WHAT YOU NEED TO DO
Keep only the lines where "Obserwacja" appears.

EXERCISE INPUTS
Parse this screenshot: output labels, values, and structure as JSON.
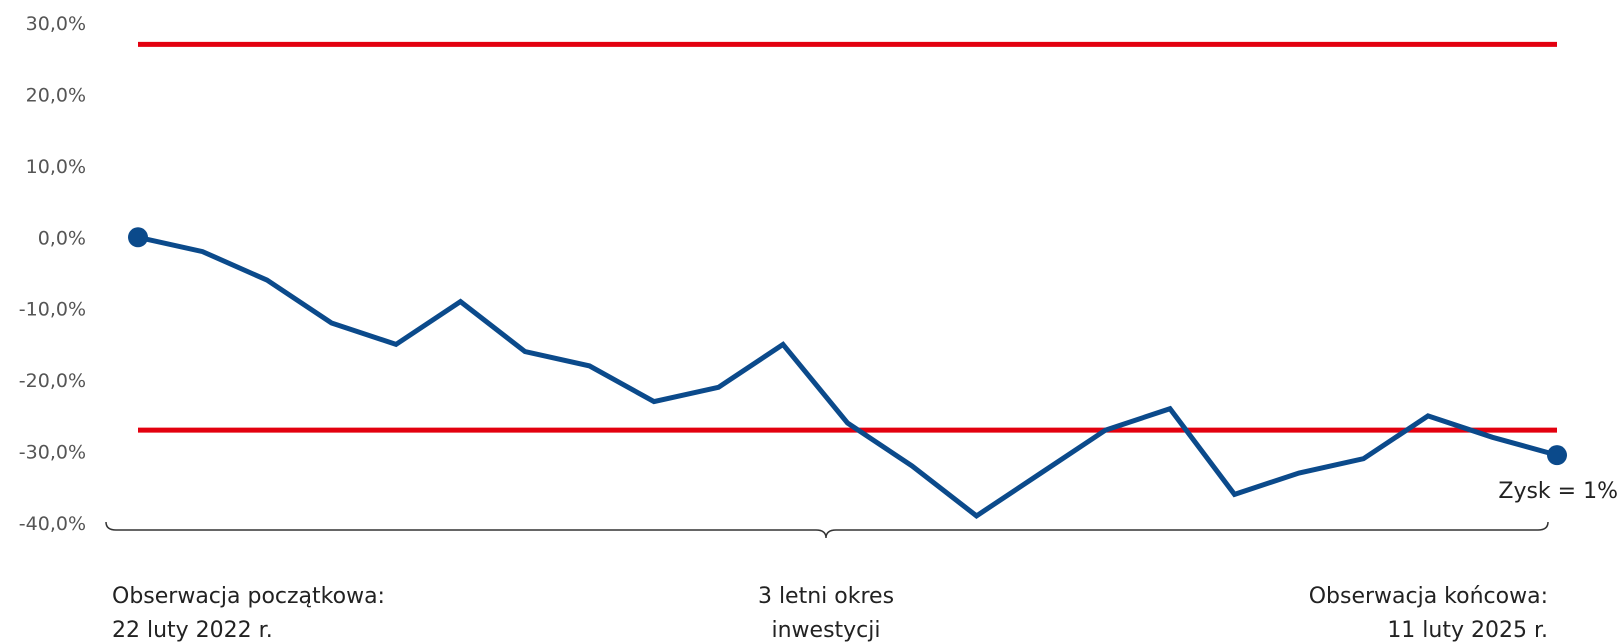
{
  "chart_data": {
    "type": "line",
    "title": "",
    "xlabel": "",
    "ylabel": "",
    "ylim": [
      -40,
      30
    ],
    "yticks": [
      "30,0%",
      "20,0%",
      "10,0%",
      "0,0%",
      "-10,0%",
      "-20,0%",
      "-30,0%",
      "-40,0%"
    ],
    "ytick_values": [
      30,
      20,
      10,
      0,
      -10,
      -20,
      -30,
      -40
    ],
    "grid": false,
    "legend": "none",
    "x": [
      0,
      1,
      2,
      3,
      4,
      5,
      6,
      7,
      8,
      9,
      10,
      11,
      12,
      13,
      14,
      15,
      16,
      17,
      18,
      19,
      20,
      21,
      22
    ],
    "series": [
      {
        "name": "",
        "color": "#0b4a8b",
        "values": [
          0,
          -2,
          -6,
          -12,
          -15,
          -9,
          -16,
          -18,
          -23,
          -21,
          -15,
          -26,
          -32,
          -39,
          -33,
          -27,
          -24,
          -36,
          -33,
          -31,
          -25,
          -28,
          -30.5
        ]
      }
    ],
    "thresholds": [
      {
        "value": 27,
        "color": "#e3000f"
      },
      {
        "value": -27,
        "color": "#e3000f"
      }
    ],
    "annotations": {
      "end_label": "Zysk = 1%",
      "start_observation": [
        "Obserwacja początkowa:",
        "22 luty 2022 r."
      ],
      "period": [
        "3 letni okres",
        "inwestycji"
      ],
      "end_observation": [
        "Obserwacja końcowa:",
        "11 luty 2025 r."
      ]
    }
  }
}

WORKED SOLUTION
        "Obserwacja początkowa:",
        "Obserwacja końcowa:",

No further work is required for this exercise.